DIRECTIVE — Count every line that holds the string "hour", then give that number alone.

(Entries from a dataset)

===============

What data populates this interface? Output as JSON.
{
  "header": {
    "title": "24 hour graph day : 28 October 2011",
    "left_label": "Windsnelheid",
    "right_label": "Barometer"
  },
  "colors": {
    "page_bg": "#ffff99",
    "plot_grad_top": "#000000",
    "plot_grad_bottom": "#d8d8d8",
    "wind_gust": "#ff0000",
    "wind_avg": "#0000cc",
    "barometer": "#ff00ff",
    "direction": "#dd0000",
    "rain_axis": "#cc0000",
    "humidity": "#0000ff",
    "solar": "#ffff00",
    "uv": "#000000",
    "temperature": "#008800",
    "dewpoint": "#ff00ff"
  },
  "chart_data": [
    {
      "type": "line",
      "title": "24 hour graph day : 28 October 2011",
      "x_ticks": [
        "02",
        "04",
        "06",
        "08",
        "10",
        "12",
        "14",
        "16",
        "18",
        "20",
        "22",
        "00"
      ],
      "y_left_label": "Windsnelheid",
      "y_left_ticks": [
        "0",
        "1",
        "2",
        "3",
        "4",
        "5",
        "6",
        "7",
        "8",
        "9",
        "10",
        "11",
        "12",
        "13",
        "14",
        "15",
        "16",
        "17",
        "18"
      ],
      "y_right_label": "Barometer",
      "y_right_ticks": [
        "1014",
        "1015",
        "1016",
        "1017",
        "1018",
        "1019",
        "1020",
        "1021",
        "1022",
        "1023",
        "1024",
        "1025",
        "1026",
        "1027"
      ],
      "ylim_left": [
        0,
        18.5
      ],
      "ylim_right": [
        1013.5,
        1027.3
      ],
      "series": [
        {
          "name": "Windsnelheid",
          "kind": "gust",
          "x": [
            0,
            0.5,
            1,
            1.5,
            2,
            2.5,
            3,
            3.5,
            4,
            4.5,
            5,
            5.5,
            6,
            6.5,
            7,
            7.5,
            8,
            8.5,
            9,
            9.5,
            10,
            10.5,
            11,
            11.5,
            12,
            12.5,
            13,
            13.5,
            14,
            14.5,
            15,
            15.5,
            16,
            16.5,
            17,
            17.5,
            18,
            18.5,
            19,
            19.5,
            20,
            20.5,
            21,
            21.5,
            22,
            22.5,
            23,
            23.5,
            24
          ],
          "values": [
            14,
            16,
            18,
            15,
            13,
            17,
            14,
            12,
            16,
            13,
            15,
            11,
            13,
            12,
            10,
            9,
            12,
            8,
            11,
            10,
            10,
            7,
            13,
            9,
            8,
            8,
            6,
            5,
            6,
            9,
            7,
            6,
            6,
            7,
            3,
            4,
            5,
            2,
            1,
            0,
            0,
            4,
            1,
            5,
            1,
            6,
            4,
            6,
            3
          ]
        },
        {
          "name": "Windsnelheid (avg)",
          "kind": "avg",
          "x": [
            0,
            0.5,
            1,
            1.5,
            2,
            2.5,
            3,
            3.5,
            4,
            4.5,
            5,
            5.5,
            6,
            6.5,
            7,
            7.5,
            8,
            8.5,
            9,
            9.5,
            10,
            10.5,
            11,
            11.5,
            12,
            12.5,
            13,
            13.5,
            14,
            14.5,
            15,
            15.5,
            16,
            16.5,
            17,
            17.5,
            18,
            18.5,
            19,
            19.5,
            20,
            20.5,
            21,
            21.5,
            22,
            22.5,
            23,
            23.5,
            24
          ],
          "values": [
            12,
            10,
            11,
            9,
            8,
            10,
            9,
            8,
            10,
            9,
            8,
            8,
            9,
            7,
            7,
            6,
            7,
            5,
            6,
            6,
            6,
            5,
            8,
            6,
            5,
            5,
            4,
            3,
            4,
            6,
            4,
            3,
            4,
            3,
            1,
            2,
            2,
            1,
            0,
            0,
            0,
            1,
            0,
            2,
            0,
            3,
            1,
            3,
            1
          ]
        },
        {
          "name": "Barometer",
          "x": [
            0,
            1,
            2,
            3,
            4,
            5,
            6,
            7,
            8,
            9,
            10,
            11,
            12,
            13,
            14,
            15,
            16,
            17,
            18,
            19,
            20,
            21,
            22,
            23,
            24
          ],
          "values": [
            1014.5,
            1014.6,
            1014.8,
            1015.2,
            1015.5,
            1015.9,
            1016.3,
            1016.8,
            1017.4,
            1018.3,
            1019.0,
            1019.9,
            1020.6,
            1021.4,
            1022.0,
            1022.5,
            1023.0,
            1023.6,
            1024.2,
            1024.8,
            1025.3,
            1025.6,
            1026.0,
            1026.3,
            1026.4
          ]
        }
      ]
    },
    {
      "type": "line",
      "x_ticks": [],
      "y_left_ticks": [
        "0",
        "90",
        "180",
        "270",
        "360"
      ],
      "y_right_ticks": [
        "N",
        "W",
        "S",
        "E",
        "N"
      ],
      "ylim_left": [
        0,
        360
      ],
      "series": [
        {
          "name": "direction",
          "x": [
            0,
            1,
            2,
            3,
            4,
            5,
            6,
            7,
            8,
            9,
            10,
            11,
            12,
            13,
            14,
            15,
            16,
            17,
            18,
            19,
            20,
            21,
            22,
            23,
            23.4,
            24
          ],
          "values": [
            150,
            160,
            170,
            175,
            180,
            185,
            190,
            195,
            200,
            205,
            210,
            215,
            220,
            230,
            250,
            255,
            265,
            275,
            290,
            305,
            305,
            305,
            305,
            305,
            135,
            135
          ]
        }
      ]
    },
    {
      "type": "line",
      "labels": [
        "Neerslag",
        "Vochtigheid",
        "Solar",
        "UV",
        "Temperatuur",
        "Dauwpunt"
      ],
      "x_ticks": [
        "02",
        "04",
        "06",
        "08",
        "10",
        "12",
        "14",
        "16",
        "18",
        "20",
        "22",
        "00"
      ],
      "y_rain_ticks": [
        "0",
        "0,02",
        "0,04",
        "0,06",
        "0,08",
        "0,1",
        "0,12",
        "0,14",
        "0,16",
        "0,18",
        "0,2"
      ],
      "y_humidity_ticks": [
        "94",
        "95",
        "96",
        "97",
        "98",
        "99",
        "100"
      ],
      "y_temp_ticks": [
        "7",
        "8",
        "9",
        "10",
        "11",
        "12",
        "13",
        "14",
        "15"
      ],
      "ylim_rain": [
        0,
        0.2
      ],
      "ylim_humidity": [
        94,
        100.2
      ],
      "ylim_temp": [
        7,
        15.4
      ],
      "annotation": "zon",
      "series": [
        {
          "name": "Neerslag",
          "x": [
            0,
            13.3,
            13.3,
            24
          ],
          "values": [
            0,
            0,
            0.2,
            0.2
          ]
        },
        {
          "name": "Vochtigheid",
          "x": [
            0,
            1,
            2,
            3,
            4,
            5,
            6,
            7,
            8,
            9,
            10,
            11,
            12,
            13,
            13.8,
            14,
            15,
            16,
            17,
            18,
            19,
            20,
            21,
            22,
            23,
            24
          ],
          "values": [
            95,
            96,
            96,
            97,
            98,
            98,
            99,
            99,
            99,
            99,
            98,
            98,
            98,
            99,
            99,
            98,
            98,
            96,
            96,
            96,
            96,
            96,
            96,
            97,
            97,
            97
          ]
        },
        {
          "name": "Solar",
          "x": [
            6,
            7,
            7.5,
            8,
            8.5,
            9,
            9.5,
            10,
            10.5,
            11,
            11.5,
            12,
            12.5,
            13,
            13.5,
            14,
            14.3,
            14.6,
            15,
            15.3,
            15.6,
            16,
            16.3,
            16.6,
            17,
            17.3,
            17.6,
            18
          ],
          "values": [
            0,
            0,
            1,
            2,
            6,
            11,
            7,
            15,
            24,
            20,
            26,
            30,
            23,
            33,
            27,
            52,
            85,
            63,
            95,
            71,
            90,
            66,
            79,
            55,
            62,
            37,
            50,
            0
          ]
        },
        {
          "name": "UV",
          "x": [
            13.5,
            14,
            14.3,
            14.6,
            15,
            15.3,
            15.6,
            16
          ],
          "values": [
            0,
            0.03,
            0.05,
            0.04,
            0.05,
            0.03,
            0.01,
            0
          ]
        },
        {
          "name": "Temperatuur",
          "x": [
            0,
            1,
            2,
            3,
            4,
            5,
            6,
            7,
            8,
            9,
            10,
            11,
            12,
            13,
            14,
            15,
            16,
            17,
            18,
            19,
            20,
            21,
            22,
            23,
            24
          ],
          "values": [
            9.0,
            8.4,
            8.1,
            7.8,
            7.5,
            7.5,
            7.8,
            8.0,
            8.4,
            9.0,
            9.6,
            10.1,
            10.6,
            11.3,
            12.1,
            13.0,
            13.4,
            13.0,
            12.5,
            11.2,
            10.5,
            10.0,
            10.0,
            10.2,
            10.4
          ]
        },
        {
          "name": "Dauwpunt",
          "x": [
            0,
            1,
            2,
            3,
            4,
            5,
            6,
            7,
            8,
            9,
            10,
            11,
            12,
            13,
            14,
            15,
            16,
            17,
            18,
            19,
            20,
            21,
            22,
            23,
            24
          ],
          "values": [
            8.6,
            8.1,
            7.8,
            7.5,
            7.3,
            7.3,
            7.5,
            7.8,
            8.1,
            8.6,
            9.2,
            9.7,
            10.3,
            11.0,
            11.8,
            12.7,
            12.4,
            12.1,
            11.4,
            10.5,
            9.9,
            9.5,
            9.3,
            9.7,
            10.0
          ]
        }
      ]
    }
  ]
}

===============

PROBLEM SOLUTION — 2